Recorded data:
########################################

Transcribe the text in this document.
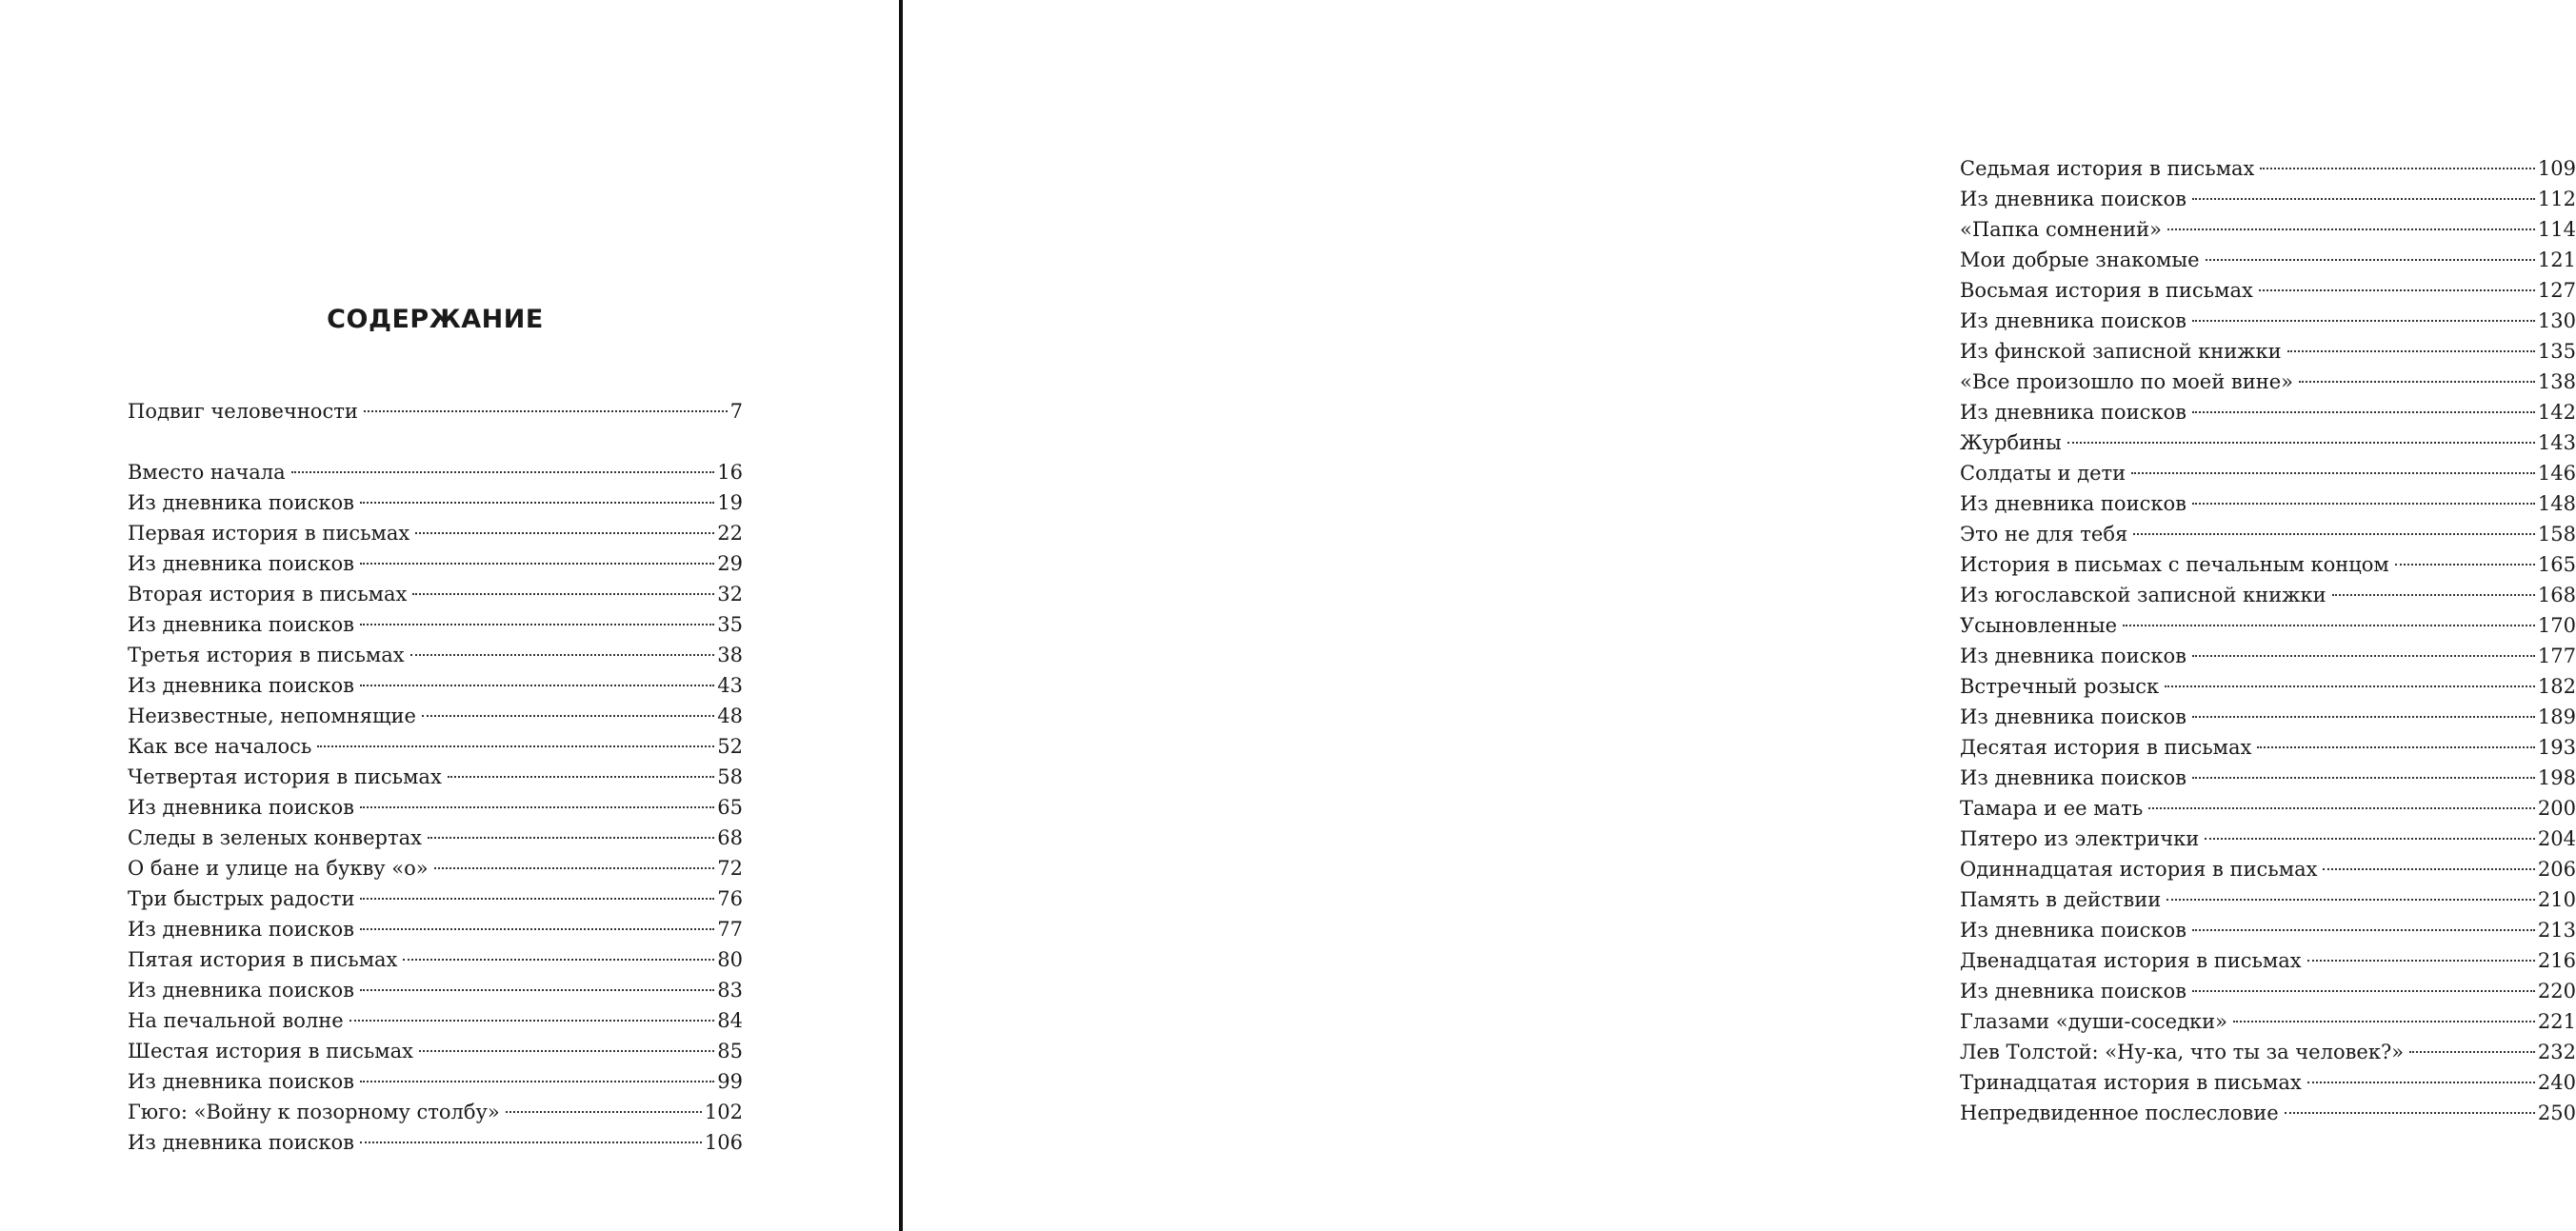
СОДЕРЖАНИЕ
Подвиг человечности	7
Вместо начала	16
Из дневника поисков	19
Первая история в письмах	22
Из дневника поисков	29
Вторая история в письмах	32
Из дневника поисков	35
Третья история в письмах	38
Из дневника поисков	43
Неизвестные, непомнящие	48
Как все началось	52
Четвертая история в письмах	58
Из дневника поисков	65
Следы в зеленых конвертах	68
О бане и улице на букву «о»	72
Три быстрых радости	76
Из дневника поисков	77
Пятая история в письмах	80
Из дневника поисков	83
На печальной волне	84
Шестая история в письмах	85
Из дневника поисков	99
Гюго: «Войну к позорному столбу»	102
Из дневника поисков	106
Седьмая история в письмах	109
Из дневника поисков	112
«Папка сомнений»	114
Мои добрые знакомые	121
Восьмая история в письмах	127
Из дневника поисков	130
Из финской записной книжки	135
«Все произошло по моей вине»	138
Из дневника поисков	142
Журбины	143
Солдаты и дети	146
Из дневника поисков	148
Это не для тебя	158
История в письмах с печальным концом	165
Из югославской записной книжки	168
Усыновленные	170
Из дневника поисков	177
Встречный розыск	182
Из дневника поисков	189
Десятая история в письмах	193
Из дневника поисков	198
Тамара и ее мать	200
Пятеро из электрички	204
Одиннадцатая история в письмах	206
Память в действии	210
Из дневника поисков	213
Двенадцатая история в письмах	216
Из дневника поисков	220
Глазами «души-соседки»	221
Лев Толстой: «Ну-ка, что ты за человек?»	232
Тринадцатая история в письмах	240
Непредвиденное послесловие	250
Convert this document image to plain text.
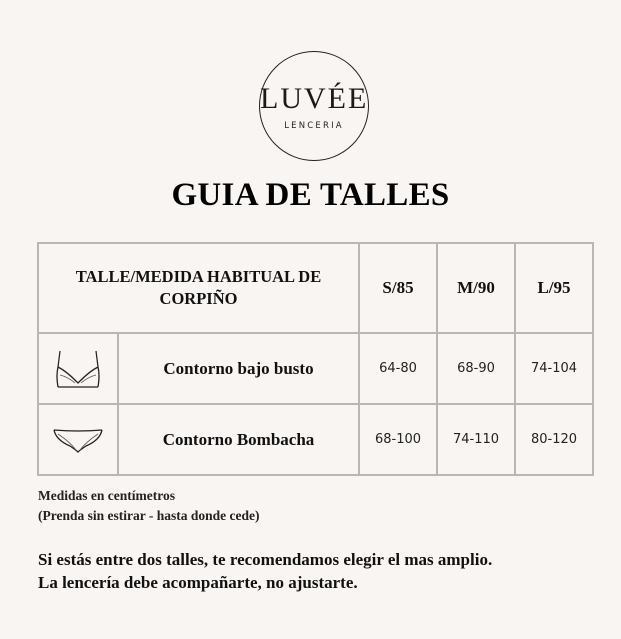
LUVÉE
LENCERIA
GUIA DE TALLES
TALLE/MEDIDA HABITUAL DE CORPIÑO		S/85	M/90	L/95

	Contorno bajo busto	64-80	68-90	74-104

	Contorno Bombacha	68-100	74-110	80-120
Medidas en centímetros
(Prenda sin estirar - hasta donde cede)
Si estás entre dos talles, te recomendamos elegir el mas amplio.
La lencería debe acompañarte, no ajustarte.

########################################

- EXERCISE OBJECTIVE -
Which lines hold the word "Contorno"? Show each one.

- ANSWER TO THIS EXERCISE -
	Contorno bajo busto	64-80	68-90	74-104
	Contorno Bombacha	68-100	74-110	80-120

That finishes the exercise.